**WORK REQUEST:** Go through the data below and report how many lines contain "mechanical"; the reply holds only that number.

══ INFORMATION SHOWN ══

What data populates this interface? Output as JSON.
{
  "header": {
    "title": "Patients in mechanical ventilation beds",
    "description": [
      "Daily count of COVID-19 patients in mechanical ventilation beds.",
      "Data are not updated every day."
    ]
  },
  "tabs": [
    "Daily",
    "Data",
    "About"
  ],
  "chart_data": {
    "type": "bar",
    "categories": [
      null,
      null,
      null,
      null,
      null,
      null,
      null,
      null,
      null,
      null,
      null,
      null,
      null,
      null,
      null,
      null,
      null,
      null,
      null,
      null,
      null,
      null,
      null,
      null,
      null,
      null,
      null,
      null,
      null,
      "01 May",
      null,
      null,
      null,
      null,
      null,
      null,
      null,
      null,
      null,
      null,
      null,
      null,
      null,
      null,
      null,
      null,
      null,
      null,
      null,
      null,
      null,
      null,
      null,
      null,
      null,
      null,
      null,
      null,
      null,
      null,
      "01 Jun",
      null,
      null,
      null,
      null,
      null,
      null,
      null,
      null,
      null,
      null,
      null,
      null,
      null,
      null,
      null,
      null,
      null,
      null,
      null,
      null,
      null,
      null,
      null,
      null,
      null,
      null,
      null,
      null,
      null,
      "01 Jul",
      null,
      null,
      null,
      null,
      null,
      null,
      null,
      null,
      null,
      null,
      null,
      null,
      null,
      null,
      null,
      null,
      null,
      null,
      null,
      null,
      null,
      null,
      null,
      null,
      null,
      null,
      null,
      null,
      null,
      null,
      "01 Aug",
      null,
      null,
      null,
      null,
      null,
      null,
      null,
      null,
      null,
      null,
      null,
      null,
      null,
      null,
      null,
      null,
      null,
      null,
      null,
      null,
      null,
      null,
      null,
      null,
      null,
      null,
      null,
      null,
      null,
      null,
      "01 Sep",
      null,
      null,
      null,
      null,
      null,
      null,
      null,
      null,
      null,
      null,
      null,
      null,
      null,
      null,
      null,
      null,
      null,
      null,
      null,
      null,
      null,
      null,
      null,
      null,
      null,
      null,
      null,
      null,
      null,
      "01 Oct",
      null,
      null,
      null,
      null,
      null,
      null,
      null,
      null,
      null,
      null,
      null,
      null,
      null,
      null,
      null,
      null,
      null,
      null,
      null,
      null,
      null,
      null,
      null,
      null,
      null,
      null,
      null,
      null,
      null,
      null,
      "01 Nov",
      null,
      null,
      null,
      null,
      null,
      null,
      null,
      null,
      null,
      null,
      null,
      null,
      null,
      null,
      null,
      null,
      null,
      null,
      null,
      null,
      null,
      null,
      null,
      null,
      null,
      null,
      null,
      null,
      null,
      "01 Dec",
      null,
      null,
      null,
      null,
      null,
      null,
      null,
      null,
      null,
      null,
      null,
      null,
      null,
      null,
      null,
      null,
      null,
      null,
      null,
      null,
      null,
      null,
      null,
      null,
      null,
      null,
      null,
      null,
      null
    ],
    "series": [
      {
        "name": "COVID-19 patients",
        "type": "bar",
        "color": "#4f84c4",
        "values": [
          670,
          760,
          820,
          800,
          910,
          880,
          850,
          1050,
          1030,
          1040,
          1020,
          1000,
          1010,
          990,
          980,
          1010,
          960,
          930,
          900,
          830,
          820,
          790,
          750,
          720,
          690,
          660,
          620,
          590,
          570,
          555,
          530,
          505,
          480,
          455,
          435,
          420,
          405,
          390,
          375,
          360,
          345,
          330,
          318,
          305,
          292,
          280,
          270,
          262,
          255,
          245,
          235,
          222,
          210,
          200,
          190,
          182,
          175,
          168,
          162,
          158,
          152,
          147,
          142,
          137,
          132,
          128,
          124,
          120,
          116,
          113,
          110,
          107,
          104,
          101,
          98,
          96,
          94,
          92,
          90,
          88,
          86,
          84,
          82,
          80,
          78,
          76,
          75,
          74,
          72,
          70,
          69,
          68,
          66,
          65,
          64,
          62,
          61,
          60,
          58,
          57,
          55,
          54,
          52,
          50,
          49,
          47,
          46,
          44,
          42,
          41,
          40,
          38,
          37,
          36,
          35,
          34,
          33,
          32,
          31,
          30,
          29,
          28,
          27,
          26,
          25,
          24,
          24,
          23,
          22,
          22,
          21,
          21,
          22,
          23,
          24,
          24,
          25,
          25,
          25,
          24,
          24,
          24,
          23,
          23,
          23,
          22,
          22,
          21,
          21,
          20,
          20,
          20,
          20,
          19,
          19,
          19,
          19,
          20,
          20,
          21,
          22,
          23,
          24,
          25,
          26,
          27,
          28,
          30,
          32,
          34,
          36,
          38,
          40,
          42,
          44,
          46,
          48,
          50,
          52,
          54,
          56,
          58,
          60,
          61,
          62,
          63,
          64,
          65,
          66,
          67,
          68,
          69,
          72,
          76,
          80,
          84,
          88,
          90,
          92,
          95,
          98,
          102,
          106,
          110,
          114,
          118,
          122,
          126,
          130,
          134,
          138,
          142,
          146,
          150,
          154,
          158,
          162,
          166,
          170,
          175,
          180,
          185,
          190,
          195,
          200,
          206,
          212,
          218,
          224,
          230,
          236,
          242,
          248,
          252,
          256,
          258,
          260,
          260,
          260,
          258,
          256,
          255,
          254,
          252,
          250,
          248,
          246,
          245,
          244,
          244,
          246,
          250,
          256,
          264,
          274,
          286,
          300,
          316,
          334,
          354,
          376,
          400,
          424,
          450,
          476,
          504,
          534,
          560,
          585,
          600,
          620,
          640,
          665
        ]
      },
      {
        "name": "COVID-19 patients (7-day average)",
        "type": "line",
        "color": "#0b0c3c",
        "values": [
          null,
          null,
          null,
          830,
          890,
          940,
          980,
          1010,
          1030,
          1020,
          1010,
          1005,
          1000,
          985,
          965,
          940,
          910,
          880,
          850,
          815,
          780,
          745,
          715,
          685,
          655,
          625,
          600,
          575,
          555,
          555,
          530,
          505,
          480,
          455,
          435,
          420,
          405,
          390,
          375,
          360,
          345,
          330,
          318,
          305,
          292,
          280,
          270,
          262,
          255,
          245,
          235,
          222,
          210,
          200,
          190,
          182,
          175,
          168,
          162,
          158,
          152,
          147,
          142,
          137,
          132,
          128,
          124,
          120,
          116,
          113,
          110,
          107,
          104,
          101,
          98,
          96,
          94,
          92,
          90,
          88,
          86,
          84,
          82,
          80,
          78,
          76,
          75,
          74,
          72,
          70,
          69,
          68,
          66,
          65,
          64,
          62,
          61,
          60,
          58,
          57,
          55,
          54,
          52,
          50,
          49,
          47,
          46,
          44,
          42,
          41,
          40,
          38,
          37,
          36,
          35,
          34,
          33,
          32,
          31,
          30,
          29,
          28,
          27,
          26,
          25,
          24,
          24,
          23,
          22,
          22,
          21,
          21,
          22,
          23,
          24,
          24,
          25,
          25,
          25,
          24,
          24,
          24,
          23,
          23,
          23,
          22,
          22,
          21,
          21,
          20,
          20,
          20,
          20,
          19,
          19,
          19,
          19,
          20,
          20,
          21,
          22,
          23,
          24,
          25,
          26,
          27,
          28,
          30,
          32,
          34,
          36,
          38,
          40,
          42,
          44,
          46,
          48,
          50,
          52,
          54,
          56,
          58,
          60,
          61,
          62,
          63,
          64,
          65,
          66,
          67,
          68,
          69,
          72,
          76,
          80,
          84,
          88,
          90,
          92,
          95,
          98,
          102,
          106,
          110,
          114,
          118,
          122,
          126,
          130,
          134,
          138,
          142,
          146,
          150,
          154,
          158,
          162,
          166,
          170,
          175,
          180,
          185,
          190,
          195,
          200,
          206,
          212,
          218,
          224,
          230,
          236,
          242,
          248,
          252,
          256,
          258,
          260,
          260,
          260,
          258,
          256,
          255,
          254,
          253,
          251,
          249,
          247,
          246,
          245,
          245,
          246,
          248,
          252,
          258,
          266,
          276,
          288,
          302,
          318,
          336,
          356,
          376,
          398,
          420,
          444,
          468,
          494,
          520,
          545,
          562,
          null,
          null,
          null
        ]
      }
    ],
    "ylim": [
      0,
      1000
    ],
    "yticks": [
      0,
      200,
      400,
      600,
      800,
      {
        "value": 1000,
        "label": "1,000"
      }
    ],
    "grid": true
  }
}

═══

**RESPONSE BELOW:** 2